Excerpt from a dataset:
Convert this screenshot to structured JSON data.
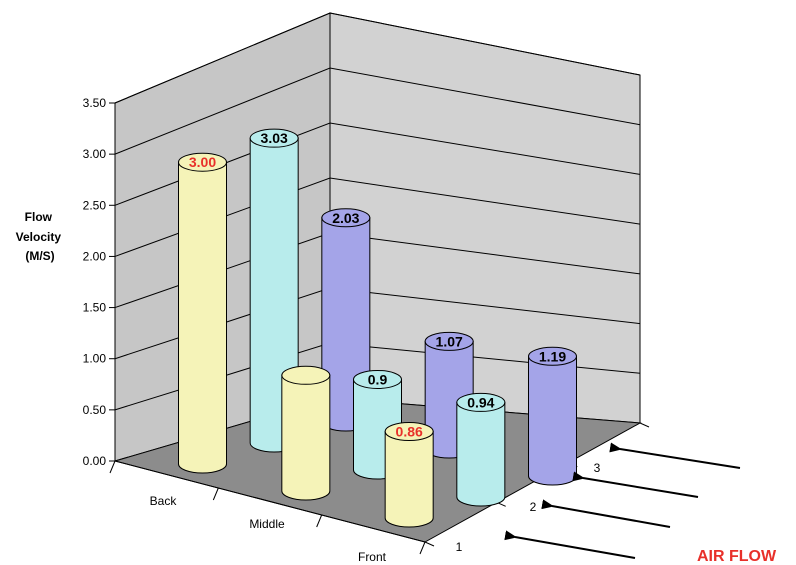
{
  "chart_data": {
    "type": "bar",
    "style": "3d-cylinder",
    "ylabel_lines": [
      "Flow",
      "Velocity",
      "(M/S)"
    ],
    "ylim": [
      0,
      3.5
    ],
    "y_ticks": [
      "0.00",
      "0.50",
      "1.00",
      "1.50",
      "2.00",
      "2.50",
      "3.00",
      "3.50"
    ],
    "categories": [
      "Back",
      "Middle",
      "Front"
    ],
    "depth_categories": [
      "1",
      "2",
      "3"
    ],
    "series": [
      {
        "color": "#F5F3B8",
        "values": [
          3.0,
          1.15,
          0.86
        ],
        "labels": [
          "3.00",
          "",
          "0.86"
        ],
        "label_colors": [
          "#E8302A",
          "",
          "#E8302A"
        ]
      },
      {
        "color": "#B8ECEC",
        "values": [
          3.03,
          0.9,
          0.94
        ],
        "labels": [
          "3.03",
          "0.9",
          "0.94"
        ],
        "label_colors": [
          "#000000",
          "#000000",
          "#000000"
        ]
      },
      {
        "color": "#A4A4E8",
        "values": [
          2.03,
          1.07,
          1.19
        ],
        "labels": [
          "2.03",
          "1.07",
          "1.19"
        ],
        "label_colors": [
          "#000000",
          "#000000",
          "#000000"
        ]
      }
    ],
    "annotation": {
      "text": "AIR FLOW",
      "color": "#E8302A"
    },
    "grid": true
  }
}
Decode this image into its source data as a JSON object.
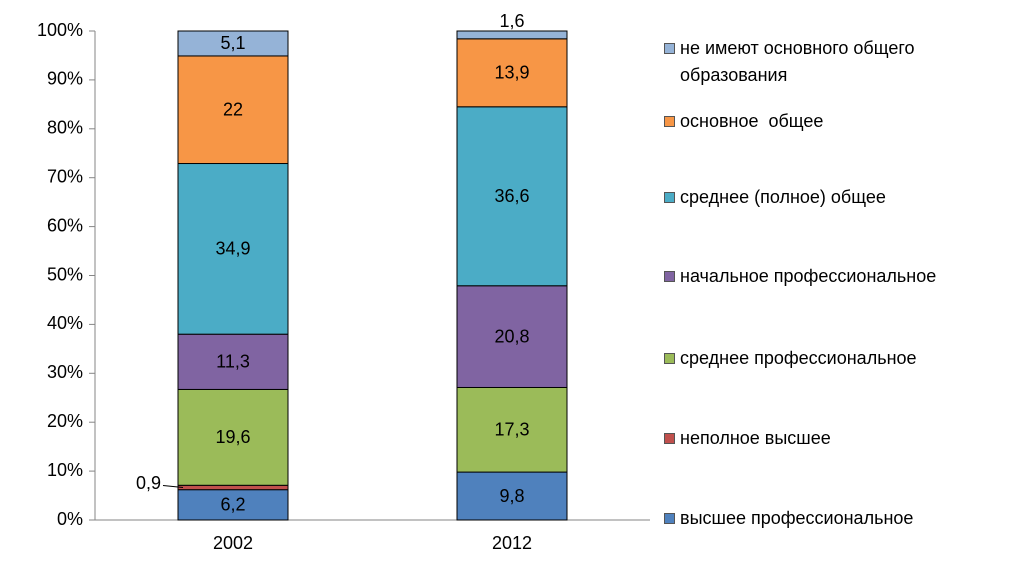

**DIRECTIONS**
Output the entries above exactly. Drop the pictures.

**CORRECT OUTPUT**
Convert this screenshot to structured JSON data.
{
  "chart_data": {
    "type": "bar",
    "style": "3d-cylinder",
    "ylabel_lines": [
      "Flow",
      "Velocity",
      "(M/S)"
    ],
    "ylim": [
      0,
      3.5
    ],
    "y_ticks": [
      "0.00",
      "0.50",
      "1.00",
      "1.50",
      "2.00",
      "2.50",
      "3.00",
      "3.50"
    ],
    "categories": [
      "Back",
      "Middle",
      "Front"
    ],
    "depth_categories": [
      "1",
      "2",
      "3"
    ],
    "series": [
      {
        "color": "#F5F3B8",
        "values": [
          3.0,
          1.15,
          0.86
        ],
        "labels": [
          "3.00",
          "",
          "0.86"
        ],
        "label_colors": [
          "#E8302A",
          "",
          "#E8302A"
        ]
      },
      {
        "color": "#B8ECEC",
        "values": [
          3.03,
          0.9,
          0.94
        ],
        "labels": [
          "3.03",
          "0.9",
          "0.94"
        ],
        "label_colors": [
          "#000000",
          "#000000",
          "#000000"
        ]
      },
      {
        "color": "#A4A4E8",
        "values": [
          2.03,
          1.07,
          1.19
        ],
        "labels": [
          "2.03",
          "1.07",
          "1.19"
        ],
        "label_colors": [
          "#000000",
          "#000000",
          "#000000"
        ]
      }
    ],
    "annotation": {
      "text": "AIR FLOW",
      "color": "#E8302A"
    },
    "grid": true
  }
}
Decode this image into its source data as a JSON object.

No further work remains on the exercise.